### Work to complete
Print all entries word for word.

### Information given
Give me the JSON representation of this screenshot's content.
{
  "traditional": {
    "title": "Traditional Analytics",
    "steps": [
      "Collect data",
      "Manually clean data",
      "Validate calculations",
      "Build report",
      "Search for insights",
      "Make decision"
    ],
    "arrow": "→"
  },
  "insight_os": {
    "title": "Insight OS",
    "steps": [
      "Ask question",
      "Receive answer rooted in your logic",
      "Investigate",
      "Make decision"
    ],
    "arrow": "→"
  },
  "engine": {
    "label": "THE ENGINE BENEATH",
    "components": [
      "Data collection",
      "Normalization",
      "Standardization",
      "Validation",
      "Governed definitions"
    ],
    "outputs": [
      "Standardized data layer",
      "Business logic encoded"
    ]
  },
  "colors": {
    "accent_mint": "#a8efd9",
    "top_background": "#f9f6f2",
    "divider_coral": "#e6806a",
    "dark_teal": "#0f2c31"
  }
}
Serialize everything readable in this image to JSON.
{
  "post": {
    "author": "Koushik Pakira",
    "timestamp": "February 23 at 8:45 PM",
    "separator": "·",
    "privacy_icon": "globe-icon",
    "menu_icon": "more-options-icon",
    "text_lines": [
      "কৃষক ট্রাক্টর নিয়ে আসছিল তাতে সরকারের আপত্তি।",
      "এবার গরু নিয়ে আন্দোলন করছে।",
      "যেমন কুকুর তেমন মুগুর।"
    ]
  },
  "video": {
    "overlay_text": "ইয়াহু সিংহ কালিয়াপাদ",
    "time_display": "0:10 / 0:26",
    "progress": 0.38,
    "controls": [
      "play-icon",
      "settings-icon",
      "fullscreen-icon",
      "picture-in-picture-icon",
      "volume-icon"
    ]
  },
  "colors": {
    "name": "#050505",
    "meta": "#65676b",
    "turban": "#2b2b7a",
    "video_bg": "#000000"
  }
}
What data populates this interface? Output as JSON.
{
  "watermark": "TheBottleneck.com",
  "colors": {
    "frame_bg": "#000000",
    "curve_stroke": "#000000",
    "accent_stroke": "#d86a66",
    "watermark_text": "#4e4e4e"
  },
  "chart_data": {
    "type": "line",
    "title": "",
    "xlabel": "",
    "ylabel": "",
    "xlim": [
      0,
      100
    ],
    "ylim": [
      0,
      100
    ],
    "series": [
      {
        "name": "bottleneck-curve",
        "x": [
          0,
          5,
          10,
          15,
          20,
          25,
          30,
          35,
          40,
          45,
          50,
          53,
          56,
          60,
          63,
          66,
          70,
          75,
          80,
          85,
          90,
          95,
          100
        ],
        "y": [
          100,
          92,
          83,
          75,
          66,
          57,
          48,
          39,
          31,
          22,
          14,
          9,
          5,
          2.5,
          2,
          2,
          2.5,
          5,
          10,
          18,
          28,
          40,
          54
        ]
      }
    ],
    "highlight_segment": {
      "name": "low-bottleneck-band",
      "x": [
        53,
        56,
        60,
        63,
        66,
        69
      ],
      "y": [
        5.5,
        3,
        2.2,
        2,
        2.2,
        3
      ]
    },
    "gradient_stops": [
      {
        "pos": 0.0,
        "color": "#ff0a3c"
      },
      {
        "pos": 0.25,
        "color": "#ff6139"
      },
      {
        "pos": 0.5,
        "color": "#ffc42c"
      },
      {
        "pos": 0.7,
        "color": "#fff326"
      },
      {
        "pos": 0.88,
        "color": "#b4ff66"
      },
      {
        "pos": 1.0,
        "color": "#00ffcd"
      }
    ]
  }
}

### Written reply
Give me the JSON representation of this screenshot's content.
{
  "traditional": {
    "title": "Traditional Analytics",
    "steps": [
      "Collect data",
      "Manually clean data",
      "Validate calculations",
      "Build report",
      "Search for insights",
      "Make decision"
    ],
    "arrow": "→"
  },
  "insight_os": {
    "title": "Insight OS",
    "steps": [
      "Ask question",
      "Receive answer rooted in your logic",
      "Investigate",
      "Make decision"
    ],
    "arrow": "→"
  },
  "engine": {
    "label": "THE ENGINE BENEATH",
    "components": [
      "Data collection",
      "Normalization",
      "Standardization",
      "Validation",
      "Governed definitions"
    ],
    "outputs": [
      "Standardized data layer",
      "Business logic encoded"
    ]
  },
  "colors": {
    "accent_mint": "#a8efd9",
    "top_background": "#f9f6f2",
    "divider_coral": "#e6806a",
    "dark_teal": "#0f2c31"
  }
}
Serialize everything readable in this image to JSON.
{
  "post": {
    "author": "Koushik Pakira",
    "timestamp": "February 23 at 8:45 PM",
    "separator": "·",
    "privacy_icon": "globe-icon",
    "menu_icon": "more-options-icon",
    "text_lines": [
      "কৃষক ট্রাক্টর নিয়ে আসছিল তাতে সরকারের আপত্তি।",
      "এবার গরু নিয়ে আন্দোলন করছে।",
      "যেমন কুকুর তেমন মুগুর।"
    ]
  },
  "video": {
    "overlay_text": "ইয়াহু সিংহ কালিয়াপাদ",
    "time_display": "0:10 / 0:26",
    "progress": 0.38,
    "controls": [
      "play-icon",
      "settings-icon",
      "fullscreen-icon",
      "picture-in-picture-icon",
      "volume-icon"
    ]
  },
  "colors": {
    "name": "#050505",
    "meta": "#65676b",
    "turban": "#2b2b7a",
    "video_bg": "#000000"
  }
}
What data populates this interface? Output as JSON.
{
  "watermark": "TheBottleneck.com",
  "colors": {
    "frame_bg": "#000000",
    "curve_stroke": "#000000",
    "accent_stroke": "#d86a66",
    "watermark_text": "#4e4e4e"
  },
  "chart_data": {
    "type": "line",
    "title": "",
    "xlabel": "",
    "ylabel": "",
    "xlim": [
      0,
      100
    ],
    "ylim": [
      0,
      100
    ],
    "series": [
      {
        "name": "bottleneck-curve",
        "x": [
          0,
          5,
          10,
          15,
          20,
          25,
          30,
          35,
          40,
          45,
          50,
          53,
          56,
          60,
          63,
          66,
          70,
          75,
          80,
          85,
          90,
          95,
          100
        ],
        "y": [
          100,
          92,
          83,
          75,
          66,
          57,
          48,
          39,
          31,
          22,
          14,
          9,
          5,
          2.5,
          2,
          2,
          2.5,
          5,
          10,
          18,
          28,
          40,
          54
        ]
      }
    ],
    "highlight_segment": {
      "name": "low-bottleneck-band",
      "x": [
        53,
        56,
        60,
        63,
        66,
        69
      ],
      "y": [
        5.5,
        3,
        2.2,
        2,
        2.2,
        3
      ]
    },
    "gradient_stops": [
      {
        "pos": 0.0,
        "color": "#ff0a3c"
      },
      {
        "pos": 0.25,
        "color": "#ff6139"
      },
      {
        "pos": 0.5,
        "color": "#ffc42c"
      },
      {
        "pos": 0.7,
        "color": "#fff326"
      },
      {
        "pos": 0.88,
        "color": "#b4ff66"
      },
      {
        "pos": 1.0,
        "color": "#00ffcd"
      }
    ]
  }
}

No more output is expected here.